WHAT TO DO: Locate every line that holds the string "gtjas" and copy it.

THE INPUT:
+ + + +

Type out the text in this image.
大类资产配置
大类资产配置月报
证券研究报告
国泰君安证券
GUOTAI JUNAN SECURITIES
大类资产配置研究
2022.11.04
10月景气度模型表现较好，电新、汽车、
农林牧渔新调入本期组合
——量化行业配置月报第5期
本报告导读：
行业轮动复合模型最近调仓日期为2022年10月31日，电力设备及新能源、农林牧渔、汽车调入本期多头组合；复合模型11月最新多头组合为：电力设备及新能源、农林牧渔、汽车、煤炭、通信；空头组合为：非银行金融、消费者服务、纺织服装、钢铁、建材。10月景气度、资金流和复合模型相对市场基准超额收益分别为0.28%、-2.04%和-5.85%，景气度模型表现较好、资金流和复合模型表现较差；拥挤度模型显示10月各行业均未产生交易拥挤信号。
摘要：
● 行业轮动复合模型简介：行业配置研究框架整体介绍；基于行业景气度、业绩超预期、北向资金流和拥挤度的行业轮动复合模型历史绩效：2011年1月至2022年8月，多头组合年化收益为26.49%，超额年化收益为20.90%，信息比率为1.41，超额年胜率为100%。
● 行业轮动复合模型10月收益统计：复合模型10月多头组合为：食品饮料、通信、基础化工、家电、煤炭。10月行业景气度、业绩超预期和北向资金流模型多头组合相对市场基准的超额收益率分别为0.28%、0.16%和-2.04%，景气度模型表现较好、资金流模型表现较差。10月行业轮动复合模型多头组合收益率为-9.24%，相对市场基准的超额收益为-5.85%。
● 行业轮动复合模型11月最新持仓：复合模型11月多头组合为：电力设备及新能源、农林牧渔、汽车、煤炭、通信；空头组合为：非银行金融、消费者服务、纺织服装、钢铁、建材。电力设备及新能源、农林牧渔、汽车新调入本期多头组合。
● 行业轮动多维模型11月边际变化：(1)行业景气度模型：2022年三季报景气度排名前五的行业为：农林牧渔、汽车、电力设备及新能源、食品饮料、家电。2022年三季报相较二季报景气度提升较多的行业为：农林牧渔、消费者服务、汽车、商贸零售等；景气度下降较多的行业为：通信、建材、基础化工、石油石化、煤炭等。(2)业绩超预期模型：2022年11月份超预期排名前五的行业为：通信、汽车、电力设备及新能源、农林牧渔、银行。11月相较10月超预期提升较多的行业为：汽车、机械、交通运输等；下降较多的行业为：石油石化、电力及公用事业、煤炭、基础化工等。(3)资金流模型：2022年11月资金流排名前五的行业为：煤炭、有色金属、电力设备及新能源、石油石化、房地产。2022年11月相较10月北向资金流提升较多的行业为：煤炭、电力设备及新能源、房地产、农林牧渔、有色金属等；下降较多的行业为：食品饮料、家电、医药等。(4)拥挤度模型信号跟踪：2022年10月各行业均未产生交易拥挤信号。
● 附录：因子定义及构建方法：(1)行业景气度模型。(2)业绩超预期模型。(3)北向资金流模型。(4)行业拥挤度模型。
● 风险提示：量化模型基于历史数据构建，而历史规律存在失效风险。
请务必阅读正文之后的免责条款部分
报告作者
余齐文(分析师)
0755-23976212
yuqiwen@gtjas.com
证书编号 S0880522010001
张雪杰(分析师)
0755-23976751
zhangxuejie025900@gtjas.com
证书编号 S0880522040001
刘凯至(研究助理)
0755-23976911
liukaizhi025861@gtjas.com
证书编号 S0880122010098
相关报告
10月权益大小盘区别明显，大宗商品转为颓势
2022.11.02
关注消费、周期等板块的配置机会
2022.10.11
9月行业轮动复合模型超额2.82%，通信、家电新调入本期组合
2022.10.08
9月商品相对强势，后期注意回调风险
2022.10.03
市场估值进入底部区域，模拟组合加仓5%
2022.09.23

+ + + +

FULL ANSWER:
yuqiwen@gtjas.com
zhangxuejie025900@gtjas.com
liukaizhi025861@gtjas.com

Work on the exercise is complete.